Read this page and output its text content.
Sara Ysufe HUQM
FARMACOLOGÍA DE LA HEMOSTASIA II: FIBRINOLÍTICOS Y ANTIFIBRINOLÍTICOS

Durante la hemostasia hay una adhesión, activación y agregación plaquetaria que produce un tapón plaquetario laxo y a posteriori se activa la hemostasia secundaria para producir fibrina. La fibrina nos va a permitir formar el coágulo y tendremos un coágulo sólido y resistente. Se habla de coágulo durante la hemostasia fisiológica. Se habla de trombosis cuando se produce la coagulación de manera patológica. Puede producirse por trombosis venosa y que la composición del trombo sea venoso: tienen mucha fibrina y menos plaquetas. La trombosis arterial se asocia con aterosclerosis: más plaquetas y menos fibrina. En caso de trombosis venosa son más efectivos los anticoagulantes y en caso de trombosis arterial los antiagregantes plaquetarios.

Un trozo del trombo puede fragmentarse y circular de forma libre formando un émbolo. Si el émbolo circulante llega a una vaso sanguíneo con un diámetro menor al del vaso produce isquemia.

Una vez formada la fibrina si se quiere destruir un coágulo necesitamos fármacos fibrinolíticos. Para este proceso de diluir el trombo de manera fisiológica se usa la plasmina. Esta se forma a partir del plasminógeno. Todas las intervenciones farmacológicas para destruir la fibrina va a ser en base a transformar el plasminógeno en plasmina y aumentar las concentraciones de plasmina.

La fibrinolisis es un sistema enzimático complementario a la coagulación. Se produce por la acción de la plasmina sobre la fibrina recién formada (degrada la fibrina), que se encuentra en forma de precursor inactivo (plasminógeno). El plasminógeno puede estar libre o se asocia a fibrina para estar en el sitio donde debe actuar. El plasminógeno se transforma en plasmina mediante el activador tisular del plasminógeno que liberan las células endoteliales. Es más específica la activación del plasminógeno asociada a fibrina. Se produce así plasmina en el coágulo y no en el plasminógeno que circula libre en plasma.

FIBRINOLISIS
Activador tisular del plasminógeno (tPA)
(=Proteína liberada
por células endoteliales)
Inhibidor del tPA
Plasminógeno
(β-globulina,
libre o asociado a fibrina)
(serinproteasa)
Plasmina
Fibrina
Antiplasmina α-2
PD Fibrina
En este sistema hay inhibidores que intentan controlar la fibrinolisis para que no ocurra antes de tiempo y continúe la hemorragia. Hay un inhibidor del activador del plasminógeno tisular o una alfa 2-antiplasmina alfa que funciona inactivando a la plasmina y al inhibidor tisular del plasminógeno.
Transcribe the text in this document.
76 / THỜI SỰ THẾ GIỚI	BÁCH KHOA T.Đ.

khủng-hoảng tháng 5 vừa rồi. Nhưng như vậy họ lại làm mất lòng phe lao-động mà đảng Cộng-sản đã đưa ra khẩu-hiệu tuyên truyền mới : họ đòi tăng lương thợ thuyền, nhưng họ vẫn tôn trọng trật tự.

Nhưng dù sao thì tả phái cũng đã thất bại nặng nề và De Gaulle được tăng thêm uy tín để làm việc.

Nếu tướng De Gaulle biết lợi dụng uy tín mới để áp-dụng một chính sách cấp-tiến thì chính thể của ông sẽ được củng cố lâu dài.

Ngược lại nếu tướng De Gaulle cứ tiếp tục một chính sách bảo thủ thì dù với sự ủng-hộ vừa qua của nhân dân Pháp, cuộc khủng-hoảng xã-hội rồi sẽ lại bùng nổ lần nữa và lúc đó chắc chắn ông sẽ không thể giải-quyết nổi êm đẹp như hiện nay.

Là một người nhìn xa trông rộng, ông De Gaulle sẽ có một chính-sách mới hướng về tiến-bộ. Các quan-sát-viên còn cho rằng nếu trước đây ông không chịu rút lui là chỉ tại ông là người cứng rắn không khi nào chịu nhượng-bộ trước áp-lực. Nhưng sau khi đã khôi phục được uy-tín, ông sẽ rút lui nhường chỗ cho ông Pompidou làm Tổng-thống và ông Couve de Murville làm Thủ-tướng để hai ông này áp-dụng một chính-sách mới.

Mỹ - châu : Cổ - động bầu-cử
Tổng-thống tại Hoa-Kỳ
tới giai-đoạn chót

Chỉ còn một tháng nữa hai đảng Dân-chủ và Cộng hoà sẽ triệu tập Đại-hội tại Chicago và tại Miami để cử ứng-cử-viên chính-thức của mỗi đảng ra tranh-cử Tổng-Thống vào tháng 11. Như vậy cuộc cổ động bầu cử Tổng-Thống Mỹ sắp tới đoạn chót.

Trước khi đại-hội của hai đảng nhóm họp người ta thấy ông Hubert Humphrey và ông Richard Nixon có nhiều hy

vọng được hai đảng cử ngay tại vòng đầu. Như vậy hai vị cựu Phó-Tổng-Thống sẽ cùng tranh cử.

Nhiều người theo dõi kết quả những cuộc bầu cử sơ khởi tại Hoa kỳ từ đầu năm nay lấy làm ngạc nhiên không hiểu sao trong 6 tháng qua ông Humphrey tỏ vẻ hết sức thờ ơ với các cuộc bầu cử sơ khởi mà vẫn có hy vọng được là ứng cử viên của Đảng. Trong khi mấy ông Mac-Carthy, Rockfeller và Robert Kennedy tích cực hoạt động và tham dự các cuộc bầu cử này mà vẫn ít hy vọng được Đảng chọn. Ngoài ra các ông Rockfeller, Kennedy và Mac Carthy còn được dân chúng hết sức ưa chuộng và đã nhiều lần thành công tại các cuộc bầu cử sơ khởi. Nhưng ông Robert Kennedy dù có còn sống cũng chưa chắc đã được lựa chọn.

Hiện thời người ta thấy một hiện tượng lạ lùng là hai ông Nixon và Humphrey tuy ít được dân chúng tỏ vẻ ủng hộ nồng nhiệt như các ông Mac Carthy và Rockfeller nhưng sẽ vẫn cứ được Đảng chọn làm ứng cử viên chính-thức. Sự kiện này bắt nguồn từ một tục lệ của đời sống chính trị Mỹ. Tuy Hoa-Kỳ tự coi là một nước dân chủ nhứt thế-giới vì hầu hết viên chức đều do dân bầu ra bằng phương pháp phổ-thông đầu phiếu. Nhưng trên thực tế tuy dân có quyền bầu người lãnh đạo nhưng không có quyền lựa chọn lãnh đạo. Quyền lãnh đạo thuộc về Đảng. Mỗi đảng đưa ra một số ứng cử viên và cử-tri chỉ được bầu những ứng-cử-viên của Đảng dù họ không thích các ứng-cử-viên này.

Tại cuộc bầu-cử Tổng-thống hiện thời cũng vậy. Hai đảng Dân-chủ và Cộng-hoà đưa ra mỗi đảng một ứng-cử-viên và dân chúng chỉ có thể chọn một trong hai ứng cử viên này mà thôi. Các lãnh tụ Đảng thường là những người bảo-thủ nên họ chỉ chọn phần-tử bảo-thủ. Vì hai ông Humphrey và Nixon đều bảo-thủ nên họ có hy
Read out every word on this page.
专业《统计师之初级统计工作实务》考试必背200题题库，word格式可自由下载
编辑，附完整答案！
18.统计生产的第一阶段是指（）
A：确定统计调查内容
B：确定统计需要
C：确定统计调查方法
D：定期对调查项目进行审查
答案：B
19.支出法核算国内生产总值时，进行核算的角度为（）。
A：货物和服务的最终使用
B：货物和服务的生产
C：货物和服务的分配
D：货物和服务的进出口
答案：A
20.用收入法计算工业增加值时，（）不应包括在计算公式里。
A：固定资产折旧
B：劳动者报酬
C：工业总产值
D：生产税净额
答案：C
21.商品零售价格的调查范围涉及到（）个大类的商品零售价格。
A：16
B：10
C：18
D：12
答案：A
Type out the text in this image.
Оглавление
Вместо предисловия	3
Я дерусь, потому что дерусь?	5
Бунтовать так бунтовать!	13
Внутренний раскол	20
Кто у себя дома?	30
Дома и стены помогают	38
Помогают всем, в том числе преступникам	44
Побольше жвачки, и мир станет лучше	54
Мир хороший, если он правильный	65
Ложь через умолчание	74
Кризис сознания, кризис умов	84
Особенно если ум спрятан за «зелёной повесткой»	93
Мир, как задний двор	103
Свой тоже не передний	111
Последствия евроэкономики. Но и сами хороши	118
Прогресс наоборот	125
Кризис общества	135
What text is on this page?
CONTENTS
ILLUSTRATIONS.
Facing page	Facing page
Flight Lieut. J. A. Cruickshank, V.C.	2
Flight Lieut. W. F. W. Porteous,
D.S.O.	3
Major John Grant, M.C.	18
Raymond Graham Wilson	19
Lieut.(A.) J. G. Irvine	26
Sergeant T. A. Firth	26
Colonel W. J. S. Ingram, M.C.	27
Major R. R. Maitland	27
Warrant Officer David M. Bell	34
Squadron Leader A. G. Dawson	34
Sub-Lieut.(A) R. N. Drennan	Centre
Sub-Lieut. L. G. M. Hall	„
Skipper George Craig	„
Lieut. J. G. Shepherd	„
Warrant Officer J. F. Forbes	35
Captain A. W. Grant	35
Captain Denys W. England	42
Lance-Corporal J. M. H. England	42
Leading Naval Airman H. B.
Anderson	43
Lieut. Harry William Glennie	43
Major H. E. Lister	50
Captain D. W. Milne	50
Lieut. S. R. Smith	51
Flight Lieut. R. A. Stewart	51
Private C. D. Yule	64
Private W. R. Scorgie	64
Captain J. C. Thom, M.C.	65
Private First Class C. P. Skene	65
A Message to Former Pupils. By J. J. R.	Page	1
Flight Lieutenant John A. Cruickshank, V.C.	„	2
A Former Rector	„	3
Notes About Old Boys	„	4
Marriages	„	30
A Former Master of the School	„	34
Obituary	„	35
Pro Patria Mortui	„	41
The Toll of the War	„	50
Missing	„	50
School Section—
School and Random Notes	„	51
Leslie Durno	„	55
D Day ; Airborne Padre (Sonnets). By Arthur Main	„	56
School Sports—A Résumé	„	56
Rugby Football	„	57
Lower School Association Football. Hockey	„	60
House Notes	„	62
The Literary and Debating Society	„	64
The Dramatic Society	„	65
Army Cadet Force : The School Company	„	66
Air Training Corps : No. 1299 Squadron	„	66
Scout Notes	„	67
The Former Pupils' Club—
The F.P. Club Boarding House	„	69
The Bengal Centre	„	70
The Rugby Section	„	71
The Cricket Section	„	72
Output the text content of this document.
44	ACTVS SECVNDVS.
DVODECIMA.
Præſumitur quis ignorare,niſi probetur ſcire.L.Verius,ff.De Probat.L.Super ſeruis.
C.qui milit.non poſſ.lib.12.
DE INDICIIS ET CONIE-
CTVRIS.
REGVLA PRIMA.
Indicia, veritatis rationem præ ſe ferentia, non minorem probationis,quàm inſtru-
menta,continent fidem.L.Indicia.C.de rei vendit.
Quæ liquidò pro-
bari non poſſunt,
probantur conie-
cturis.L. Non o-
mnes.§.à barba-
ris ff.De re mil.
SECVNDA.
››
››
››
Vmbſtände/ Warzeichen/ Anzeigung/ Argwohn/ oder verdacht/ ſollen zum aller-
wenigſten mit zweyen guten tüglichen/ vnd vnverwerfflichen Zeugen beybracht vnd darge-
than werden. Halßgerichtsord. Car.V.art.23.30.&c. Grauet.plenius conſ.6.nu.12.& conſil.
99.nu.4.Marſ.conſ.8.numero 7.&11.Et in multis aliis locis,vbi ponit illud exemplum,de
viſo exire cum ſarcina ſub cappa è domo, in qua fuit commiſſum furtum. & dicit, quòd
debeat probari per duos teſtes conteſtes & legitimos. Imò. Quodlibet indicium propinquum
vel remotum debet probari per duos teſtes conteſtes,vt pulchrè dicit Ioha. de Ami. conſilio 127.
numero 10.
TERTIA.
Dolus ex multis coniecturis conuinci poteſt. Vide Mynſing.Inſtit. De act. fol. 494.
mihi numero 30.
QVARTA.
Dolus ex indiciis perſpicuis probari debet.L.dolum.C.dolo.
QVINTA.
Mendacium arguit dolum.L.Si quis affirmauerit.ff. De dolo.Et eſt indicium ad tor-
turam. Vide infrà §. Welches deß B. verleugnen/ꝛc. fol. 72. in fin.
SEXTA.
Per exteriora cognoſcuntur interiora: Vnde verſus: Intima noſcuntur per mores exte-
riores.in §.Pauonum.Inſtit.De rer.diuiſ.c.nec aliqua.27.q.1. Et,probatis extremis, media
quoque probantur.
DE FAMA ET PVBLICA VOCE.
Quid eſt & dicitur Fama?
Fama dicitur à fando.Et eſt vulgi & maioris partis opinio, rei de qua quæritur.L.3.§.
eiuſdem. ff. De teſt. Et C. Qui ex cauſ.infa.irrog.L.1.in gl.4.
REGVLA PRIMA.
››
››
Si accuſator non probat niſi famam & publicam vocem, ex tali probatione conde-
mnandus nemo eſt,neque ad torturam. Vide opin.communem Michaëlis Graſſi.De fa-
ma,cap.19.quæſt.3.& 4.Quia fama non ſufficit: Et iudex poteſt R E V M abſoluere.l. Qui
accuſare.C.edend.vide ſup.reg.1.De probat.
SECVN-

**WHAT TO DO**
Report how many lines include the word "dicitur". Give nothing but the number.

**THE RESPONSE**
2